**Stated exercise**: Send back all the data below, exactly as given.

Records from a collection of figures:
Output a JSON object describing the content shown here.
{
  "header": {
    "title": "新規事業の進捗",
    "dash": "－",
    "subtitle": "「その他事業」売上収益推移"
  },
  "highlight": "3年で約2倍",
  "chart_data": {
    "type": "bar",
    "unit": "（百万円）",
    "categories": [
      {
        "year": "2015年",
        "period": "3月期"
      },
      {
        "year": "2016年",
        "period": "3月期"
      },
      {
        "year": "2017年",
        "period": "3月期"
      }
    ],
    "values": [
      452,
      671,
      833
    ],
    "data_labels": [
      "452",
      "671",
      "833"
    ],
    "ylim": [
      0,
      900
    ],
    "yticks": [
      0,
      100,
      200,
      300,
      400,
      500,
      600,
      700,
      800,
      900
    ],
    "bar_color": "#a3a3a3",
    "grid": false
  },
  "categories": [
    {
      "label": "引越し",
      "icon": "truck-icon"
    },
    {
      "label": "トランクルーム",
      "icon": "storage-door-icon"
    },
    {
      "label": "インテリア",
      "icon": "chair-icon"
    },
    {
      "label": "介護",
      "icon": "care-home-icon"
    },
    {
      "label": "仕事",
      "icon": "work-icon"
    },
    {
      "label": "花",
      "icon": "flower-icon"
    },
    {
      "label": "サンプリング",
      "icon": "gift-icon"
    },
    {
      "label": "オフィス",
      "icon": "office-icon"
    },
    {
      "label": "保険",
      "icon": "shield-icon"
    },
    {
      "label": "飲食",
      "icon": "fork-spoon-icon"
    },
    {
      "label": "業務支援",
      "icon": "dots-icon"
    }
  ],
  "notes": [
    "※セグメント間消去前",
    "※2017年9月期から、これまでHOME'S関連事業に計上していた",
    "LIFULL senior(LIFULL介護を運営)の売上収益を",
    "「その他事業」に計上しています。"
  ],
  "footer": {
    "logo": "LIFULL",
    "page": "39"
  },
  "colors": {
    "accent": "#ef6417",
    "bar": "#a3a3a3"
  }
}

**The result**:
Output a JSON object describing the content shown here.
{
  "header": {
    "title": "新規事業の進捗",
    "dash": "－",
    "subtitle": "「その他事業」売上収益推移"
  },
  "highlight": "3年で約2倍",
  "chart_data": {
    "type": "bar",
    "unit": "（百万円）",
    "categories": [
      {
        "year": "2015年",
        "period": "3月期"
      },
      {
        "year": "2016年",
        "period": "3月期"
      },
      {
        "year": "2017年",
        "period": "3月期"
      }
    ],
    "values": [
      452,
      671,
      833
    ],
    "data_labels": [
      "452",
      "671",
      "833"
    ],
    "ylim": [
      0,
      900
    ],
    "yticks": [
      0,
      100,
      200,
      300,
      400,
      500,
      600,
      700,
      800,
      900
    ],
    "bar_color": "#a3a3a3",
    "grid": false
  },
  "categories": [
    {
      "label": "引越し",
      "icon": "truck-icon"
    },
    {
      "label": "トランクルーム",
      "icon": "storage-door-icon"
    },
    {
      "label": "インテリア",
      "icon": "chair-icon"
    },
    {
      "label": "介護",
      "icon": "care-home-icon"
    },
    {
      "label": "仕事",
      "icon": "work-icon"
    },
    {
      "label": "花",
      "icon": "flower-icon"
    },
    {
      "label": "サンプリング",
      "icon": "gift-icon"
    },
    {
      "label": "オフィス",
      "icon": "office-icon"
    },
    {
      "label": "保険",
      "icon": "shield-icon"
    },
    {
      "label": "飲食",
      "icon": "fork-spoon-icon"
    },
    {
      "label": "業務支援",
      "icon": "dots-icon"
    }
  ],
  "notes": [
    "※セグメント間消去前",
    "※2017年9月期から、これまでHOME'S関連事業に計上していた",
    "LIFULL senior(LIFULL介護を運営)の売上収益を",
    "「その他事業」に計上しています。"
  ],
  "footer": {
    "logo": "LIFULL",
    "page": "39"
  },
  "colors": {
    "accent": "#ef6417",
    "bar": "#a3a3a3"
  }
}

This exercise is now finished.